> **GOAL**
Only lines with the word "Blattsalaten" are needed; collect each of them from the listing below.

> **MATERIALS PROVIDED**
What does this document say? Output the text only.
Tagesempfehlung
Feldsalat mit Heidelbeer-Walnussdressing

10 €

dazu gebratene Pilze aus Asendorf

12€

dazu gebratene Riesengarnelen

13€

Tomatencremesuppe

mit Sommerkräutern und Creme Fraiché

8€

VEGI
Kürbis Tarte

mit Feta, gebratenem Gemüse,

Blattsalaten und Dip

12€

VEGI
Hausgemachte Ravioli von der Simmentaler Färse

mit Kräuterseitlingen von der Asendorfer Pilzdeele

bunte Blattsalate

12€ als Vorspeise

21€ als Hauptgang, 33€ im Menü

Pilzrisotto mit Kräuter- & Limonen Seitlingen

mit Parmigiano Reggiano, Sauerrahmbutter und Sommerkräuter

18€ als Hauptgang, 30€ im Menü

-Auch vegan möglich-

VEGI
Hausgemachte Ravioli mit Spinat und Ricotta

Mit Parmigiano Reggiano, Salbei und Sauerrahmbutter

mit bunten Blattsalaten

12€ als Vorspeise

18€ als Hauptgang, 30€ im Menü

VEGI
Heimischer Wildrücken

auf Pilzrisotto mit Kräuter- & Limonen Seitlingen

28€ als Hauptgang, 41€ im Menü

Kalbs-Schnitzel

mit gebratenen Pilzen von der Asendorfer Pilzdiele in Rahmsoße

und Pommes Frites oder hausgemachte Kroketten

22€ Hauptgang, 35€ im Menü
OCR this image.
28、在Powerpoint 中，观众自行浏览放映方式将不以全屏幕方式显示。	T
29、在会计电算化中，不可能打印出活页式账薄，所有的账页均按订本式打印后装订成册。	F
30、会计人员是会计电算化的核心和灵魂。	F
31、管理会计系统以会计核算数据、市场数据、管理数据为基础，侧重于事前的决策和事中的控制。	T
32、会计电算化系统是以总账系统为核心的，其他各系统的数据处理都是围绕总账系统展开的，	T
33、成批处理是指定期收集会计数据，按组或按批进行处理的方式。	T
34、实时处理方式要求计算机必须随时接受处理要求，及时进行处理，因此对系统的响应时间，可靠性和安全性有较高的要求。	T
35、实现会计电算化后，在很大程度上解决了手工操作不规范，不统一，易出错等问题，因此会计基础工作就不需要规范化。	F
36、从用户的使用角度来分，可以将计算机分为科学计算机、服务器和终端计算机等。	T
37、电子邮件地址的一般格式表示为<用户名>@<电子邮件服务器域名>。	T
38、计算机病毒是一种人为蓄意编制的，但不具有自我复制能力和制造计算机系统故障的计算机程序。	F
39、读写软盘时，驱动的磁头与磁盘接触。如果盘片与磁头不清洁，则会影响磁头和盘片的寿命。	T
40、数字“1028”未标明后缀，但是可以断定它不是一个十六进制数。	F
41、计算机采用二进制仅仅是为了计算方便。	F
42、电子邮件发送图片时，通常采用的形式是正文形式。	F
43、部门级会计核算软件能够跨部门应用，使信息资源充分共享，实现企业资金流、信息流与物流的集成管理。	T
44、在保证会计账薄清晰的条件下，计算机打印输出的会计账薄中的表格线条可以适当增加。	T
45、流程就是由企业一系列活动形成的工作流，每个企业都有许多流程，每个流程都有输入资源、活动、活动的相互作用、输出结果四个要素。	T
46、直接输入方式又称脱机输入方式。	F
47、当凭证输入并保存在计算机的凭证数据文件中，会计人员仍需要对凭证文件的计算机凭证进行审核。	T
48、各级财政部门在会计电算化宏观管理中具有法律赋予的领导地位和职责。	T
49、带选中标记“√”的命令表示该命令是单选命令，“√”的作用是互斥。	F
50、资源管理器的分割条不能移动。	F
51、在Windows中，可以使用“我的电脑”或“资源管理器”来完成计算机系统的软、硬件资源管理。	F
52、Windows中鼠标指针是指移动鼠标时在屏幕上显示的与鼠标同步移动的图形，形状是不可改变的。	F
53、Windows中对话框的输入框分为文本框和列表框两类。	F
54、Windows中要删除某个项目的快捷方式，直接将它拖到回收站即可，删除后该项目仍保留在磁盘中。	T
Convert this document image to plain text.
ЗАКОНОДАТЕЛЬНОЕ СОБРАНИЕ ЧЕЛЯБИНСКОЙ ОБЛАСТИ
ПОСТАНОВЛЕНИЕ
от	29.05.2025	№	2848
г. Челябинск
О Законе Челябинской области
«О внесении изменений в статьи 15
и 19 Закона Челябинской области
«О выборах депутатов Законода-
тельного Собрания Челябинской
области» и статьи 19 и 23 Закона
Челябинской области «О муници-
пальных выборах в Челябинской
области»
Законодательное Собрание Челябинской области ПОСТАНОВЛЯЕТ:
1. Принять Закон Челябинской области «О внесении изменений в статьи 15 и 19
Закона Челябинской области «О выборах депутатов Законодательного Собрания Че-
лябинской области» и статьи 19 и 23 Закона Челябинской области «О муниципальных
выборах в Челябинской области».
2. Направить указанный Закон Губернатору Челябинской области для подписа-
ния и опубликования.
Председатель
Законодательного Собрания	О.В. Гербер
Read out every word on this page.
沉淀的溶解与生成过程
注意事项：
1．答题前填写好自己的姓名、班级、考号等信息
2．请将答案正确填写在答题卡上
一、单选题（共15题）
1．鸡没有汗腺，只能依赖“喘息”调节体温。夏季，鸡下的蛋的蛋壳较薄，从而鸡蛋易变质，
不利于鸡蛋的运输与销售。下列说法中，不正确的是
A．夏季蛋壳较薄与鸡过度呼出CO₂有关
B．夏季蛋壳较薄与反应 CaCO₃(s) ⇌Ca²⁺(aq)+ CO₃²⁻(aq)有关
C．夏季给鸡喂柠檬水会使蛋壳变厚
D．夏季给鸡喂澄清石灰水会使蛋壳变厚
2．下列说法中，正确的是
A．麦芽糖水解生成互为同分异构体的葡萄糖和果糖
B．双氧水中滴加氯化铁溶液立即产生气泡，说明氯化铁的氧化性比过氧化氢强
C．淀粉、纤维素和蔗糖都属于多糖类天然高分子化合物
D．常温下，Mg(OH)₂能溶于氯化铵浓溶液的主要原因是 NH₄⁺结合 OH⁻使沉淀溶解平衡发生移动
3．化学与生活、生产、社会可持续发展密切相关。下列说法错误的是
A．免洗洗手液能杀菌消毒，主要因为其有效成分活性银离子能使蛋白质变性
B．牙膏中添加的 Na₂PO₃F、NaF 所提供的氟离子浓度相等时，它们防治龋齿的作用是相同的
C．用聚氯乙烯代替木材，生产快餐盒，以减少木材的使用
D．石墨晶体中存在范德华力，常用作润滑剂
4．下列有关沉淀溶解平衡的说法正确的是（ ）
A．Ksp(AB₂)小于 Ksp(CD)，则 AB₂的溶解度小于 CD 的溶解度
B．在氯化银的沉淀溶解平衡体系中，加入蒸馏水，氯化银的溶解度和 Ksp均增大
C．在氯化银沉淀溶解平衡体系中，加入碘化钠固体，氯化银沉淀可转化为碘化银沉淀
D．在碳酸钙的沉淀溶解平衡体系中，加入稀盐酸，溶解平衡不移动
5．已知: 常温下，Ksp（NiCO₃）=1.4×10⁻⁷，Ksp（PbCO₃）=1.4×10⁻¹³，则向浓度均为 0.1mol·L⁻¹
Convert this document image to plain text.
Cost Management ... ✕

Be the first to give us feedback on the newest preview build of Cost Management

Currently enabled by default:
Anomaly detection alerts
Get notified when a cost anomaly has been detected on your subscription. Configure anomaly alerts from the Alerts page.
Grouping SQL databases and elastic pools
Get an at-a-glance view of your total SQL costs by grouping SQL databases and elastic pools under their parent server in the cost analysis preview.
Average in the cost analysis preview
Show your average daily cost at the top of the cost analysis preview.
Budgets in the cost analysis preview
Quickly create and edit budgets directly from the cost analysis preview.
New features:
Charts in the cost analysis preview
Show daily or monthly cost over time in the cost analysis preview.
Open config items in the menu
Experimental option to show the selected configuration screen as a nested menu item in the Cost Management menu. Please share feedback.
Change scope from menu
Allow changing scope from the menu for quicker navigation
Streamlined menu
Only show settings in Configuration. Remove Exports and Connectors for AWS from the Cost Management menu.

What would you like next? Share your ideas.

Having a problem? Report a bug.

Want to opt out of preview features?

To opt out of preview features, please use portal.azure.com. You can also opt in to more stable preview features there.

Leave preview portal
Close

> **SOLUTION FOR THIS PROBLEM**
Blattsalaten und Dip
mit bunten Blattsalaten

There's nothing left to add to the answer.